# [PROBLEM TO WORK ON]
Reproduce the records below exactly as they appear.

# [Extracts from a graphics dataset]
— START —
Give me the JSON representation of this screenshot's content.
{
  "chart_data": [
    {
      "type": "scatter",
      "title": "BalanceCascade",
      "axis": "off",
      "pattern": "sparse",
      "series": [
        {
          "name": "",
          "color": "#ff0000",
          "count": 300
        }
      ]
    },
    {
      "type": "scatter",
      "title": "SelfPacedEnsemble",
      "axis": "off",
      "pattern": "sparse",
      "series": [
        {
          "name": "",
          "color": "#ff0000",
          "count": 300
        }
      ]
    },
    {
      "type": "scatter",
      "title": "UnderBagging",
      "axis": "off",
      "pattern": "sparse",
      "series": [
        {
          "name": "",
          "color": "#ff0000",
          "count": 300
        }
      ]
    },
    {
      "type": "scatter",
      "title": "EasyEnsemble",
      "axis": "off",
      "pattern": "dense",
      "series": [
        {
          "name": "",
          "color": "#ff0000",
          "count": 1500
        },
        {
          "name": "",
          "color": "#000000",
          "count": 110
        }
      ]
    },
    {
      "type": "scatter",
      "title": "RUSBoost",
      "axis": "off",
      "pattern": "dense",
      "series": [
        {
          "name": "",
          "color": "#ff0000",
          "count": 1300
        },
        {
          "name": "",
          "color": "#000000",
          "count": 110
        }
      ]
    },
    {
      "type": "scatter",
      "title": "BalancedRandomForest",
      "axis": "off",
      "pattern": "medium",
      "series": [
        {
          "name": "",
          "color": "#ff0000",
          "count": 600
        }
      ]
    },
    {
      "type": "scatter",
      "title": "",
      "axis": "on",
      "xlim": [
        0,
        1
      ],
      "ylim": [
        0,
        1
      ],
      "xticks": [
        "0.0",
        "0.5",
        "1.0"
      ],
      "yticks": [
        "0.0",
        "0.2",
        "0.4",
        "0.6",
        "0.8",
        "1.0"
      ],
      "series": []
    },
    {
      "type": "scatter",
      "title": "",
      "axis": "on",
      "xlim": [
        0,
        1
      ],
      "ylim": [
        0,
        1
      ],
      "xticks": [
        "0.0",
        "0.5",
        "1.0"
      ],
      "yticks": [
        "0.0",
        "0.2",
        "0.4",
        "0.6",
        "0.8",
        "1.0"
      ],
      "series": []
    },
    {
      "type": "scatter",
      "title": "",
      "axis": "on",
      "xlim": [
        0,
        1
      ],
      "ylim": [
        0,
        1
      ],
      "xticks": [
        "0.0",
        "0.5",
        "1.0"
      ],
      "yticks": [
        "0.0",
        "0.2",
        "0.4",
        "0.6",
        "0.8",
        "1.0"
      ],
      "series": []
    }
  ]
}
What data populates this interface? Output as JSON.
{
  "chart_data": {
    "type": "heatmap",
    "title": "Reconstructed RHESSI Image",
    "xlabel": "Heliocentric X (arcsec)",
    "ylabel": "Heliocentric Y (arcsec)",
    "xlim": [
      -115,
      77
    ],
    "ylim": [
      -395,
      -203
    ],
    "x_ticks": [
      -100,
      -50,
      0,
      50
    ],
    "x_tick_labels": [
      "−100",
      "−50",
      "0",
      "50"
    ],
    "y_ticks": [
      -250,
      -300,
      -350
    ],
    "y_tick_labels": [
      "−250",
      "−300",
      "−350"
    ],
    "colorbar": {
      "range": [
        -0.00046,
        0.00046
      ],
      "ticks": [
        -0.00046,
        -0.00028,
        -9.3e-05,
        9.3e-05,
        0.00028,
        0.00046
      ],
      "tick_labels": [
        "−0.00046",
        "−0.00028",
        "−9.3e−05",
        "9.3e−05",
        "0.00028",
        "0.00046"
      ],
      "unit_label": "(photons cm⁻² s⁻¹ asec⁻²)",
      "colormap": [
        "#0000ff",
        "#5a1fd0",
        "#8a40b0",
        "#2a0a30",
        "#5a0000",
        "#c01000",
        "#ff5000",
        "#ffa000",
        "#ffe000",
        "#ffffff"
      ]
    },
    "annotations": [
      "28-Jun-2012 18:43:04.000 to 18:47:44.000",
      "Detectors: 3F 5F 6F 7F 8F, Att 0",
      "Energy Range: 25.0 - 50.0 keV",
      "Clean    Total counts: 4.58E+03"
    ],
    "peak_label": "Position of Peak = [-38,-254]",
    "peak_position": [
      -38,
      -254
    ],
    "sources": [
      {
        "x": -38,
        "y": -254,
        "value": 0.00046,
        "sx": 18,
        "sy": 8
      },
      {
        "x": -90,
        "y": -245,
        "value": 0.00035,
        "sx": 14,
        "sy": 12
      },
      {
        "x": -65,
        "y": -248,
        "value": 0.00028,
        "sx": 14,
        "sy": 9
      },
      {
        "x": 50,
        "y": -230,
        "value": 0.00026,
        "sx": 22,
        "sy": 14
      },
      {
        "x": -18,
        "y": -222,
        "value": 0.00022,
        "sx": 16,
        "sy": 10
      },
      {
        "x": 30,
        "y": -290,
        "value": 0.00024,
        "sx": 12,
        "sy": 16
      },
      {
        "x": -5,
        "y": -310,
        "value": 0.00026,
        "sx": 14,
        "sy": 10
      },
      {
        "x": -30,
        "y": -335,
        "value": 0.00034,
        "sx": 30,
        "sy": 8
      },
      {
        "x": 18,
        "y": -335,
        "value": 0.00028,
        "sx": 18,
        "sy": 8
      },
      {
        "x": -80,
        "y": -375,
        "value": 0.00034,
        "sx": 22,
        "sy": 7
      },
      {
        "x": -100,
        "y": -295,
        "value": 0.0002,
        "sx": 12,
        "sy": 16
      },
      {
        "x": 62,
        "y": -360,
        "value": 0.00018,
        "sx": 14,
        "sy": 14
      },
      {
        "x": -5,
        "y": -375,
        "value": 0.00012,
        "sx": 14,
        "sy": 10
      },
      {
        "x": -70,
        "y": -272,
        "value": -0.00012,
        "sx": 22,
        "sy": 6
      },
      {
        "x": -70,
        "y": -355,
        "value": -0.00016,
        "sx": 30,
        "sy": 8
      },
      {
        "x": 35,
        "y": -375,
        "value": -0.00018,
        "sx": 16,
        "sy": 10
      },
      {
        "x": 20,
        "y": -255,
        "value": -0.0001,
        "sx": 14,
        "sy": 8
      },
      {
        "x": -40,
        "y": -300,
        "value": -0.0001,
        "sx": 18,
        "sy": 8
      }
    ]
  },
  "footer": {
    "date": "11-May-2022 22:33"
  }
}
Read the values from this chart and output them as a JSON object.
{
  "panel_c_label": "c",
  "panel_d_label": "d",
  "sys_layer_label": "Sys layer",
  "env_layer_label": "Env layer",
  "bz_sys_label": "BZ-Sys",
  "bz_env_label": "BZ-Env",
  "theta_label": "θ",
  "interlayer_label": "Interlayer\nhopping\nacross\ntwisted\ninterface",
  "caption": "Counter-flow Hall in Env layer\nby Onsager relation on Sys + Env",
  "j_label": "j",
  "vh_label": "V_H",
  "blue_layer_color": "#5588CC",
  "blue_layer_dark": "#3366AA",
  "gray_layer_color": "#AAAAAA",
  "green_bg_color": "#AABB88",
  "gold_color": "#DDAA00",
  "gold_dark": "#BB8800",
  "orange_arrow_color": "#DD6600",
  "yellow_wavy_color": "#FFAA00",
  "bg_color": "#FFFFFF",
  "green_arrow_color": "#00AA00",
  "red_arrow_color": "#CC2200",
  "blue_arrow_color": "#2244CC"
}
— END —
# [TASK SOLUTION]
Give me the JSON representation of this screenshot's content.
{
  "chart_data": [
    {
      "type": "scatter",
      "title": "BalanceCascade",
      "axis": "off",
      "pattern": "sparse",
      "series": [
        {
          "name": "",
          "color": "#ff0000",
          "count": 300
        }
      ]
    },
    {
      "type": "scatter",
      "title": "SelfPacedEnsemble",
      "axis": "off",
      "pattern": "sparse",
      "series": [
        {
          "name": "",
          "color": "#ff0000",
          "count": 300
        }
      ]
    },
    {
      "type": "scatter",
      "title": "UnderBagging",
      "axis": "off",
      "pattern": "sparse",
      "series": [
        {
          "name": "",
          "color": "#ff0000",
          "count": 300
        }
      ]
    },
    {
      "type": "scatter",
      "title": "EasyEnsemble",
      "axis": "off",
      "pattern": "dense",
      "series": [
        {
          "name": "",
          "color": "#ff0000",
          "count": 1500
        },
        {
          "name": "",
          "color": "#000000",
          "count": 110
        }
      ]
    },
    {
      "type": "scatter",
      "title": "RUSBoost",
      "axis": "off",
      "pattern": "dense",
      "series": [
        {
          "name": "",
          "color": "#ff0000",
          "count": 1300
        },
        {
          "name": "",
          "color": "#000000",
          "count": 110
        }
      ]
    },
    {
      "type": "scatter",
      "title": "BalancedRandomForest",
      "axis": "off",
      "pattern": "medium",
      "series": [
        {
          "name": "",
          "color": "#ff0000",
          "count": 600
        }
      ]
    },
    {
      "type": "scatter",
      "title": "",
      "axis": "on",
      "xlim": [
        0,
        1
      ],
      "ylim": [
        0,
        1
      ],
      "xticks": [
        "0.0",
        "0.5",
        "1.0"
      ],
      "yticks": [
        "0.0",
        "0.2",
        "0.4",
        "0.6",
        "0.8",
        "1.0"
      ],
      "series": []
    },
    {
      "type": "scatter",
      "title": "",
      "axis": "on",
      "xlim": [
        0,
        1
      ],
      "ylim": [
        0,
        1
      ],
      "xticks": [
        "0.0",
        "0.5",
        "1.0"
      ],
      "yticks": [
        "0.0",
        "0.2",
        "0.4",
        "0.6",
        "0.8",
        "1.0"
      ],
      "series": []
    },
    {
      "type": "scatter",
      "title": "",
      "axis": "on",
      "xlim": [
        0,
        1
      ],
      "ylim": [
        0,
        1
      ],
      "xticks": [
        "0.0",
        "0.5",
        "1.0"
      ],
      "yticks": [
        "0.0",
        "0.2",
        "0.4",
        "0.6",
        "0.8",
        "1.0"
      ],
      "series": []
    }
  ]
}
What data populates this interface? Output as JSON.
{
  "chart_data": {
    "type": "heatmap",
    "title": "Reconstructed RHESSI Image",
    "xlabel": "Heliocentric X (arcsec)",
    "ylabel": "Heliocentric Y (arcsec)",
    "xlim": [
      -115,
      77
    ],
    "ylim": [
      -395,
      -203
    ],
    "x_ticks": [
      -100,
      -50,
      0,
      50
    ],
    "x_tick_labels": [
      "−100",
      "−50",
      "0",
      "50"
    ],
    "y_ticks": [
      -250,
      -300,
      -350
    ],
    "y_tick_labels": [
      "−250",
      "−300",
      "−350"
    ],
    "colorbar": {
      "range": [
        -0.00046,
        0.00046
      ],
      "ticks": [
        -0.00046,
        -0.00028,
        -9.3e-05,
        9.3e-05,
        0.00028,
        0.00046
      ],
      "tick_labels": [
        "−0.00046",
        "−0.00028",
        "−9.3e−05",
        "9.3e−05",
        "0.00028",
        "0.00046"
      ],
      "unit_label": "(photons cm⁻² s⁻¹ asec⁻²)",
      "colormap": [
        "#0000ff",
        "#5a1fd0",
        "#8a40b0",
        "#2a0a30",
        "#5a0000",
        "#c01000",
        "#ff5000",
        "#ffa000",
        "#ffe000",
        "#ffffff"
      ]
    },
    "annotations": [
      "28-Jun-2012 18:43:04.000 to 18:47:44.000",
      "Detectors: 3F 5F 6F 7F 8F, Att 0",
      "Energy Range: 25.0 - 50.0 keV",
      "Clean    Total counts: 4.58E+03"
    ],
    "peak_label": "Position of Peak = [-38,-254]",
    "peak_position": [
      -38,
      -254
    ],
    "sources": [
      {
        "x": -38,
        "y": -254,
        "value": 0.00046,
        "sx": 18,
        "sy": 8
      },
      {
        "x": -90,
        "y": -245,
        "value": 0.00035,
        "sx": 14,
        "sy": 12
      },
      {
        "x": -65,
        "y": -248,
        "value": 0.00028,
        "sx": 14,
        "sy": 9
      },
      {
        "x": 50,
        "y": -230,
        "value": 0.00026,
        "sx": 22,
        "sy": 14
      },
      {
        "x": -18,
        "y": -222,
        "value": 0.00022,
        "sx": 16,
        "sy": 10
      },
      {
        "x": 30,
        "y": -290,
        "value": 0.00024,
        "sx": 12,
        "sy": 16
      },
      {
        "x": -5,
        "y": -310,
        "value": 0.00026,
        "sx": 14,
        "sy": 10
      },
      {
        "x": -30,
        "y": -335,
        "value": 0.00034,
        "sx": 30,
        "sy": 8
      },
      {
        "x": 18,
        "y": -335,
        "value": 0.00028,
        "sx": 18,
        "sy": 8
      },
      {
        "x": -80,
        "y": -375,
        "value": 0.00034,
        "sx": 22,
        "sy": 7
      },
      {
        "x": -100,
        "y": -295,
        "value": 0.0002,
        "sx": 12,
        "sy": 16
      },
      {
        "x": 62,
        "y": -360,
        "value": 0.00018,
        "sx": 14,
        "sy": 14
      },
      {
        "x": -5,
        "y": -375,
        "value": 0.00012,
        "sx": 14,
        "sy": 10
      },
      {
        "x": -70,
        "y": -272,
        "value": -0.00012,
        "sx": 22,
        "sy": 6
      },
      {
        "x": -70,
        "y": -355,
        "value": -0.00016,
        "sx": 30,
        "sy": 8
      },
      {
        "x": 35,
        "y": -375,
        "value": -0.00018,
        "sx": 16,
        "sy": 10
      },
      {
        "x": 20,
        "y": -255,
        "value": -0.0001,
        "sx": 14,
        "sy": 8
      },
      {
        "x": -40,
        "y": -300,
        "value": -0.0001,
        "sx": 18,
        "sy": 8
      }
    ]
  },
  "footer": {
    "date": "11-May-2022 22:33"
  }
}
Read the values from this chart and output them as a JSON object.
{
  "panel_c_label": "c",
  "panel_d_label": "d",
  "sys_layer_label": "Sys layer",
  "env_layer_label": "Env layer",
  "bz_sys_label": "BZ-Sys",
  "bz_env_label": "BZ-Env",
  "theta_label": "θ",
  "interlayer_label": "Interlayer\nhopping\nacross\ntwisted\ninterface",
  "caption": "Counter-flow Hall in Env layer\nby Onsager relation on Sys + Env",
  "j_label": "j",
  "vh_label": "V_H",
  "blue_layer_color": "#5588CC",
  "blue_layer_dark": "#3366AA",
  "gray_layer_color": "#AAAAAA",
  "green_bg_color": "#AABB88",
  "gold_color": "#DDAA00",
  "gold_dark": "#BB8800",
  "orange_arrow_color": "#DD6600",
  "yellow_wavy_color": "#FFAA00",
  "bg_color": "#FFFFFF",
  "green_arrow_color": "#00AA00",
  "red_arrow_color": "#CC2200",
  "blue_arrow_color": "#2244CC"
}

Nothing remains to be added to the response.